Work through the data and report how many lines include the string "Parse", giving the number alone.

··· Recorded data ···

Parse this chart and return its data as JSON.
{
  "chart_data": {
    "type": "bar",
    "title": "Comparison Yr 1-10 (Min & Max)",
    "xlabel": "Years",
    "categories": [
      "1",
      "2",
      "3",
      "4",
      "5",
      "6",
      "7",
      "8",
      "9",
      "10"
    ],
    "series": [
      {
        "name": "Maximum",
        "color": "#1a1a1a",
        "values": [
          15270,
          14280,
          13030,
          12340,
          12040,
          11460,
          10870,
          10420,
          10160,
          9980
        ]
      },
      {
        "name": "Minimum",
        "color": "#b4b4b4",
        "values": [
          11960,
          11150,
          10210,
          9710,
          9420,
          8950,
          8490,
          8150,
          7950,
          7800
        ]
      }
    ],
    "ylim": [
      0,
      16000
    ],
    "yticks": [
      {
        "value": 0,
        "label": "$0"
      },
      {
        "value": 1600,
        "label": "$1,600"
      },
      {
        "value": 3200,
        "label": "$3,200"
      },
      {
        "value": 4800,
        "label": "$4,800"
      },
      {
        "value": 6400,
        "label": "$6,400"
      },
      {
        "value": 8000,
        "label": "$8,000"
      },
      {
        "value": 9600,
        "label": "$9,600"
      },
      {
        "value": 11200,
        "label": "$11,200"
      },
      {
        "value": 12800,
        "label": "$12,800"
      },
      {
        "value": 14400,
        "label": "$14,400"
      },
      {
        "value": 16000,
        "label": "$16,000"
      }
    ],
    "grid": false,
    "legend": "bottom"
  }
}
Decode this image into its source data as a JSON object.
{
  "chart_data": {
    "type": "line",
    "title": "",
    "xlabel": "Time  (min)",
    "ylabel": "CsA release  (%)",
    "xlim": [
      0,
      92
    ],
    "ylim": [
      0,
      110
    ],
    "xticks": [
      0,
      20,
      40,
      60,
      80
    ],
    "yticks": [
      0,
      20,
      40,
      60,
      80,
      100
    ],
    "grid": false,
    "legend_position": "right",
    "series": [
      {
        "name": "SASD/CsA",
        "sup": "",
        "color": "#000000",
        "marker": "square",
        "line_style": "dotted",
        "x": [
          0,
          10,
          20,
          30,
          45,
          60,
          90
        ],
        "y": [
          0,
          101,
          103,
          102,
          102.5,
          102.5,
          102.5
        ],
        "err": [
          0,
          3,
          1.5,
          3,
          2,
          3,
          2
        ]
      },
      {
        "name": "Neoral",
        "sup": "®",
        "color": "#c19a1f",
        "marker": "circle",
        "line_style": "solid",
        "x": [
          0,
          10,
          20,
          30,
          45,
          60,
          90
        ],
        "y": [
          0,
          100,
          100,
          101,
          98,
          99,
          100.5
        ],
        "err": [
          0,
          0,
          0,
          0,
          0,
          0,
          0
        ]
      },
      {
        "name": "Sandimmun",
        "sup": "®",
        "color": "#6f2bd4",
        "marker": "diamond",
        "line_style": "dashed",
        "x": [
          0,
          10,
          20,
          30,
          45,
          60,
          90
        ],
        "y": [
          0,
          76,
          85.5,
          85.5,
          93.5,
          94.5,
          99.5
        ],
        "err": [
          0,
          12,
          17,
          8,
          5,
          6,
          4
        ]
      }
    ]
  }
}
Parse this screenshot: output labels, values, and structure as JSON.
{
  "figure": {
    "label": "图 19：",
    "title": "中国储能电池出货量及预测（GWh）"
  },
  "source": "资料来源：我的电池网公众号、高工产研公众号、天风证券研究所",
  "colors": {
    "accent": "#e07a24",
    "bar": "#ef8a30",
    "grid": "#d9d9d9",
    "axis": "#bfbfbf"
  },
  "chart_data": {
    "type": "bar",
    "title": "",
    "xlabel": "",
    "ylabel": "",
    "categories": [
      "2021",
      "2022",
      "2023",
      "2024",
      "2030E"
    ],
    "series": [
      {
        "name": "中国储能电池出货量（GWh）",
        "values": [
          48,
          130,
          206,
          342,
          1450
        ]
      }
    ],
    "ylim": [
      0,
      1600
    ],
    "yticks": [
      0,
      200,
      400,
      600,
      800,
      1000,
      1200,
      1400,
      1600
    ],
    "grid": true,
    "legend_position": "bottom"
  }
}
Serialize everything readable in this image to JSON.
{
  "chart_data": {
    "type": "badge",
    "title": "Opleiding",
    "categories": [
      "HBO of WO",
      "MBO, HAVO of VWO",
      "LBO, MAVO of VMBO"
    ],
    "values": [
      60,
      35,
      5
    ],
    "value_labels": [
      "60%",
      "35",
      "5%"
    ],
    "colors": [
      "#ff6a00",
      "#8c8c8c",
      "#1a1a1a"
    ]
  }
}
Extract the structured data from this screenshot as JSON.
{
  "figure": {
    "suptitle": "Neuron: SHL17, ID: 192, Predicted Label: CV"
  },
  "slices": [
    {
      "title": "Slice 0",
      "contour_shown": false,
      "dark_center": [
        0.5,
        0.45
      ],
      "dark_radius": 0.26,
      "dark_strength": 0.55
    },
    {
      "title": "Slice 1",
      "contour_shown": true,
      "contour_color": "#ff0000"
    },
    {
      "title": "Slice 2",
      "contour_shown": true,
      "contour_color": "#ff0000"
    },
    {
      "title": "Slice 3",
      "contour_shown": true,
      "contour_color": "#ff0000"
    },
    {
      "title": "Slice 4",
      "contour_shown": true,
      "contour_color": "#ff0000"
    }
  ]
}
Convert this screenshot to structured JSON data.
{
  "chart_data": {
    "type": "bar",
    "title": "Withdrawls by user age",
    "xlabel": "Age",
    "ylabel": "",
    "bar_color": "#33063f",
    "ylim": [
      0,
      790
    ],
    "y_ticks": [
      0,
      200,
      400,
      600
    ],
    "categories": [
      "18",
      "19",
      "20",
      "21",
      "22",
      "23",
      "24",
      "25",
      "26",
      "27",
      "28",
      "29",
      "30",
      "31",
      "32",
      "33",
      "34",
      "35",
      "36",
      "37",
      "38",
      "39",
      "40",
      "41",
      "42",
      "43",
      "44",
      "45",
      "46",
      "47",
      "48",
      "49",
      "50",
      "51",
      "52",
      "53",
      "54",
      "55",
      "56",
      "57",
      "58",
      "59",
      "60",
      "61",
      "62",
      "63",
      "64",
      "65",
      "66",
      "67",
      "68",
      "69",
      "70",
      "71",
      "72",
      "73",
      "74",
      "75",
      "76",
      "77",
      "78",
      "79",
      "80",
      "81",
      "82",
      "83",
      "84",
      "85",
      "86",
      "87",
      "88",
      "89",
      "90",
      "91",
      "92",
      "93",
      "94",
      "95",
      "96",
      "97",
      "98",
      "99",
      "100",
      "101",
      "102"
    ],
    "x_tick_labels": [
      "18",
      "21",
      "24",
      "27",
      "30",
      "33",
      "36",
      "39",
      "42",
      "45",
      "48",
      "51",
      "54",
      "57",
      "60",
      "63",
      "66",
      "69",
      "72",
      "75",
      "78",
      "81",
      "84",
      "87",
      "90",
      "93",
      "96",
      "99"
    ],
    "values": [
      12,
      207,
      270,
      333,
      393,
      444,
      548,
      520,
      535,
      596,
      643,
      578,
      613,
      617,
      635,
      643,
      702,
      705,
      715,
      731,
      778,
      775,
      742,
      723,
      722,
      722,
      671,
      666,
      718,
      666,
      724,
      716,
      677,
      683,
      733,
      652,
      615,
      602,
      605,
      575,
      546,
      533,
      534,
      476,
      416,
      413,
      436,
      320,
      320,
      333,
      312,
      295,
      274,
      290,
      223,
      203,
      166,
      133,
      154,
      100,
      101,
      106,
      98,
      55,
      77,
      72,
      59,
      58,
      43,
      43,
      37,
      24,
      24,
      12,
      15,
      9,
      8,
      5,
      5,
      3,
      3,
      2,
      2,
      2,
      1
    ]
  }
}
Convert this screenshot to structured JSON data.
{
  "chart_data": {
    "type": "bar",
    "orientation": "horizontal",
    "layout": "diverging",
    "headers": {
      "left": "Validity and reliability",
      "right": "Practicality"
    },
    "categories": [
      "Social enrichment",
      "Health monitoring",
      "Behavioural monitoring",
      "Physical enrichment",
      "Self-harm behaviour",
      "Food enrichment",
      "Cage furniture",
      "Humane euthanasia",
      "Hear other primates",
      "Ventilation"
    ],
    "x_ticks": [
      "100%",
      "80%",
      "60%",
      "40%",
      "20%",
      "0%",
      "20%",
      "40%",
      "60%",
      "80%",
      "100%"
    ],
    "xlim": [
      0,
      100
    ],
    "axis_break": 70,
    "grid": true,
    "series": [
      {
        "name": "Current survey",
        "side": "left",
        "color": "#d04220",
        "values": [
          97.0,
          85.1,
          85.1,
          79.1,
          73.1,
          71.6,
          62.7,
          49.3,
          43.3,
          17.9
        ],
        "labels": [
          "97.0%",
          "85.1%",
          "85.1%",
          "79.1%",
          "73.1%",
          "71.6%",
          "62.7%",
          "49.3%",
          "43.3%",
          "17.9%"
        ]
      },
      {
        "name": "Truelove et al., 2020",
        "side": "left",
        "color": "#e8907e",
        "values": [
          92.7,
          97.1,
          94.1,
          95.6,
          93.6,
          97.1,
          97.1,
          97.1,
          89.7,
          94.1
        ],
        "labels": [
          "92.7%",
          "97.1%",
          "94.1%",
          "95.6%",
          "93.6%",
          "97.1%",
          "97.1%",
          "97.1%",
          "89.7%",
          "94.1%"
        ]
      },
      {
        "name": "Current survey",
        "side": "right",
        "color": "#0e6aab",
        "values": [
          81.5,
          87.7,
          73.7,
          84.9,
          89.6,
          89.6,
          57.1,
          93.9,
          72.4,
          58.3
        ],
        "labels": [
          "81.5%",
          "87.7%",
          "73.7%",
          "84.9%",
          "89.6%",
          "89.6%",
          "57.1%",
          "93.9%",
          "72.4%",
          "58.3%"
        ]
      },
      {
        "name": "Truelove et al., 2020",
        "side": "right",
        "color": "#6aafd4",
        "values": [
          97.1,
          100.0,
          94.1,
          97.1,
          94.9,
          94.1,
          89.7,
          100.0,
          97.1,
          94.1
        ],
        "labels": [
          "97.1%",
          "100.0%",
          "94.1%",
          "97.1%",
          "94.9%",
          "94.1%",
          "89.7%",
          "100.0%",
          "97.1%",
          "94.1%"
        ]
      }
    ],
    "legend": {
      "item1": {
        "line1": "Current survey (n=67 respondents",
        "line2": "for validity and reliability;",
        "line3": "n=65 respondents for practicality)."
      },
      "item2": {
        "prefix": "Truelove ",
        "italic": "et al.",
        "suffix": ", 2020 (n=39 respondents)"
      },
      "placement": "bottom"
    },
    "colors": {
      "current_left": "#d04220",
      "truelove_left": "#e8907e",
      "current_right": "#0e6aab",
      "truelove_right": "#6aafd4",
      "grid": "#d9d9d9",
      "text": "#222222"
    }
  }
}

···

Written response: 2